> **What to produce**
Copy the listing below in full and skip every picture.

────

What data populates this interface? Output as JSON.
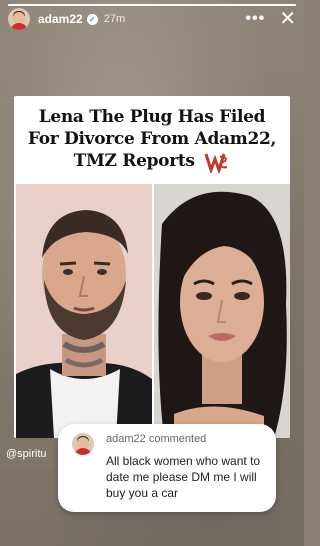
{
  "header": {
    "username": "adam22",
    "time": "27m",
    "more_glyph": "•••",
    "close_glyph": "✕"
  },
  "post": {
    "headline_line1": "Lena The Plug Has Filed",
    "headline_line2": "For Divorce From Adam22,",
    "headline_line3": "TMZ Reports"
  },
  "handle": "@spiritu",
  "comment": {
    "username": "adam22",
    "action": "commented",
    "text": "All black women who want to date me please DM me I will buy you a car"
  },
  "colors": {
    "accent_logo": "#c0392b",
    "background": "#8b8172"
  }
}
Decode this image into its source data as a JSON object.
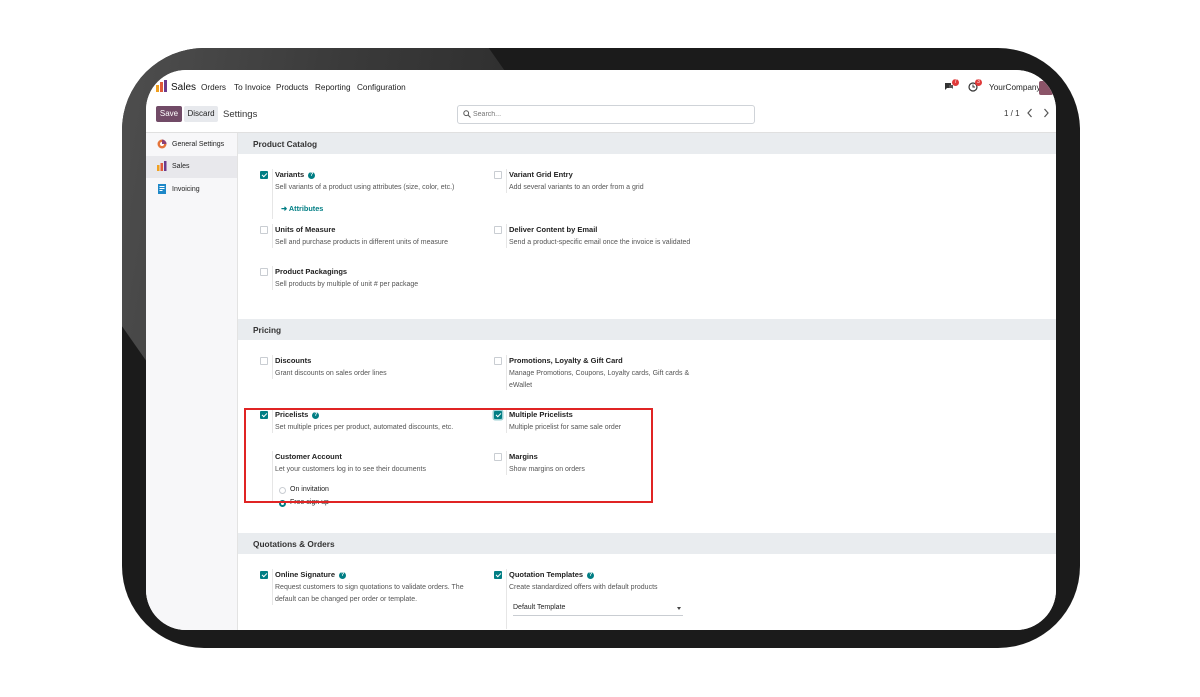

────

> **Expected output**
What data populates this interface? Output as JSON.
{
  "header": {
    "username": "adam22",
    "time": "27m",
    "more_glyph": "•••",
    "close_glyph": "✕"
  },
  "post": {
    "headline_line1": "Lena The Plug Has Filed",
    "headline_line2": "For Divorce From Adam22,",
    "headline_line3": "TMZ Reports"
  },
  "handle": "@spiritu",
  "comment": {
    "username": "adam22",
    "action": "commented",
    "text": "All black women who want to date me please DM me I will buy you a car"
  },
  "colors": {
    "accent_logo": "#c0392b",
    "background": "#8b8172"
  }
}
Decode this image into its source data as a JSON object.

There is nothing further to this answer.